(Extracted data entries)
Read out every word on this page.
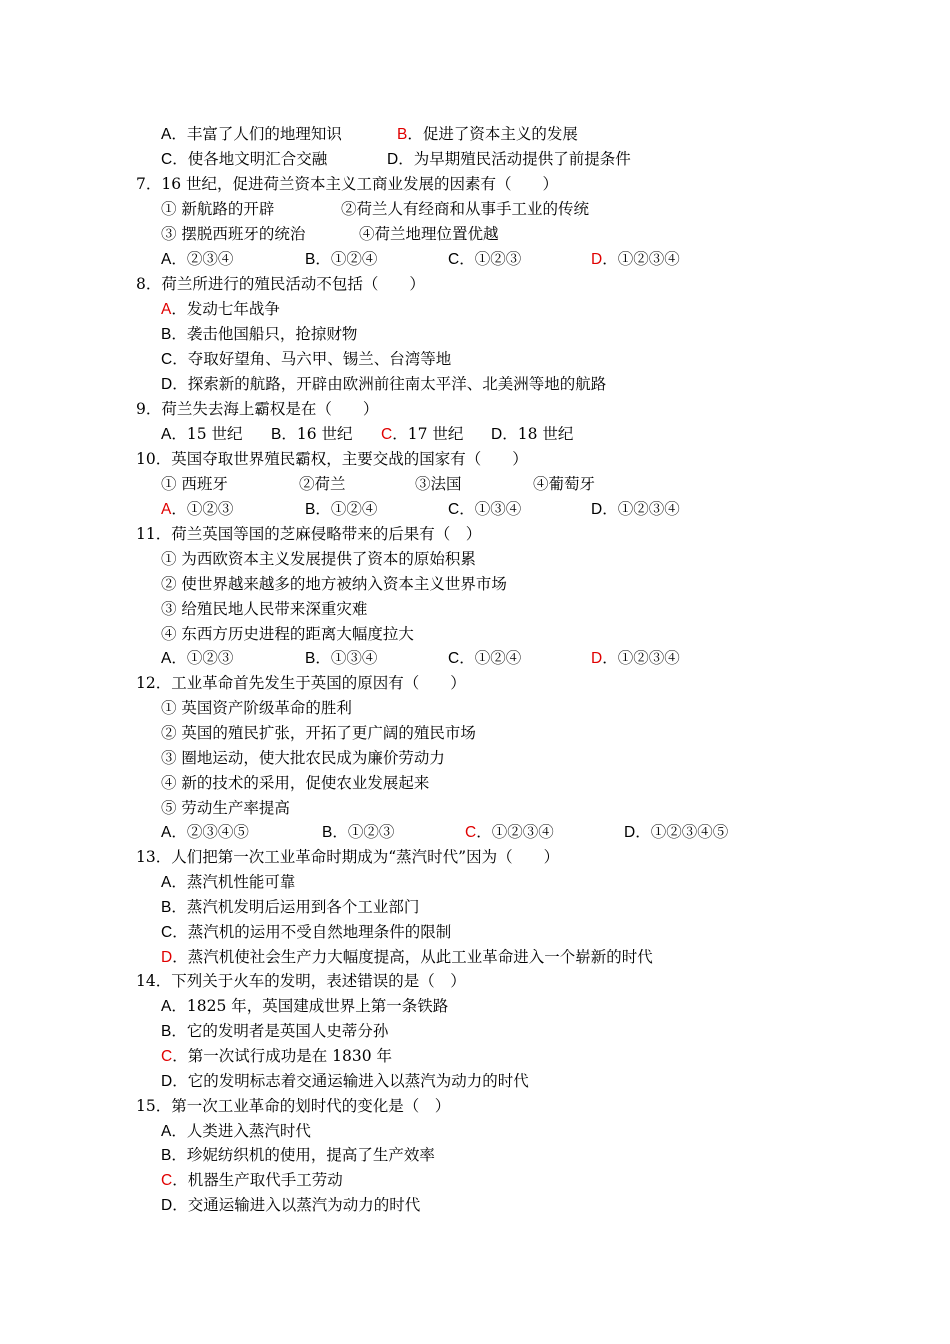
A．丰富了人们的地理知识	B．促进了资本主义的发展
C．使各地文明汇合交融	D．为早期殖民活动提供了前提条件
7．16 世纪，促进荷兰资本主义工商业发展的因素有（　　）
① 新航路的开辟	②荷兰人有经商和从事手工业的传统
③ 摆脱西班牙的统治	④荷兰地理位置优越
A．②③④	B．①②④	C．①②③	D．①②③④
8．荷兰所进行的殖民活动不包括（　　）
A．发动七年战争
B．袭击他国船只，抢掠财物
C．夺取好望角、马六甲、锡兰、台湾等地
D．探索新的航路，开辟由欧洲前往南太平洋、北美洲等地的航路
9．荷兰失去海上霸权是在（　　）
A．15 世纪 B．16 世纪 C．17 世纪 D．18 世纪
10．英国夺取世界殖民霸权，主要交战的国家有（　　）
① 西班牙	②荷兰	③法国	④葡萄牙
A．①②③	B．①②④	C．①③④	D．①②③④
11．荷兰英国等国的芝麻侵略带来的后果有（　）
① 为西欧资本主义发展提供了资本的原始积累
② 使世界越来越多的地方被纳入资本主义世界市场
③ 给殖民地人民带来深重灾难
④ 东西方历史进程的距离大幅度拉大
A．①②③	B．①③④	C．①②④	D．①②③④
12．工业革命首先发生于英国的原因有（　　）
① 英国资产阶级革命的胜利
② 英国的殖民扩张，开拓了更广阔的殖民市场
③ 圈地运动，使大批农民成为廉价劳动力
④ 新的技术的采用，促使农业发展起来
⑤ 劳动生产率提高
A．②③④⑤	B．①②③	C．①②③④	D．①②③④⑤
13．人们把第一次工业革命时期成为“蒸汽时代”因为（　　）
A．蒸汽机性能可靠
B．蒸汽机发明后运用到各个工业部门
C．蒸汽机的运用不受自然地理条件的限制
D．蒸汽机使社会生产力大幅度提高，从此工业革命进入一个崭新的时代
14．下列关于火车的发明，表述错误的是（　）
A．1825 年，英国建成世界上第一条铁路
B．它的发明者是英国人史蒂分孙
C．第一次试行成功是在 1830 年
D．它的发明标志着交通运输进入以蒸汽为动力的时代
15．第一次工业革命的划时代的变化是（　）
A．人类进入蒸汽时代
B．珍妮纺织机的使用，提高了生产效率
C．机器生产取代手工劳动
D．交通运输进入以蒸汽为动力的时代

Problem to solve — Every line is to be duplicated exactly, though pictures stay out.

Solution to the problem —
Read out every word on this page.
A．丰富了人们的地理知识	B．促进了资本主义的发展
C．使各地文明汇合交融	D．为早期殖民活动提供了前提条件
7．16 世纪，促进荷兰资本主义工商业发展的因素有（　　）
① 新航路的开辟	②荷兰人有经商和从事手工业的传统
③ 摆脱西班牙的统治	④荷兰地理位置优越
A．②③④	B．①②④	C．①②③	D．①②③④
8．荷兰所进行的殖民活动不包括（　　）
A．发动七年战争
B．袭击他国船只，抢掠财物
C．夺取好望角、马六甲、锡兰、台湾等地
D．探索新的航路，开辟由欧洲前往南太平洋、北美洲等地的航路
9．荷兰失去海上霸权是在（　　）
A．15 世纪 B．16 世纪 C．17 世纪 D．18 世纪
10．英国夺取世界殖民霸权，主要交战的国家有（　　）
① 西班牙	②荷兰	③法国	④葡萄牙
A．①②③	B．①②④	C．①③④	D．①②③④
11．荷兰英国等国的芝麻侵略带来的后果有（　）
① 为西欧资本主义发展提供了资本的原始积累
② 使世界越来越多的地方被纳入资本主义世界市场
③ 给殖民地人民带来深重灾难
④ 东西方历史进程的距离大幅度拉大
A．①②③	B．①③④	C．①②④	D．①②③④
12．工业革命首先发生于英国的原因有（　　）
① 英国资产阶级革命的胜利
② 英国的殖民扩张，开拓了更广阔的殖民市场
③ 圈地运动，使大批农民成为廉价劳动力
④ 新的技术的采用，促使农业发展起来
⑤ 劳动生产率提高
A．②③④⑤	B．①②③	C．①②③④	D．①②③④⑤
13．人们把第一次工业革命时期成为“蒸汽时代”因为（　　）
A．蒸汽机性能可靠
B．蒸汽机发明后运用到各个工业部门
C．蒸汽机的运用不受自然地理条件的限制
D．蒸汽机使社会生产力大幅度提高，从此工业革命进入一个崭新的时代
14．下列关于火车的发明，表述错误的是（　）
A．1825 年，英国建成世界上第一条铁路
B．它的发明者是英国人史蒂分孙
C．第一次试行成功是在 1830 年
D．它的发明标志着交通运输进入以蒸汽为动力的时代
15．第一次工业革命的划时代的变化是（　）
A．人类进入蒸汽时代
B．珍妮纺织机的使用，提高了生产效率
C．机器生产取代手工劳动
D．交通运输进入以蒸汽为动力的时代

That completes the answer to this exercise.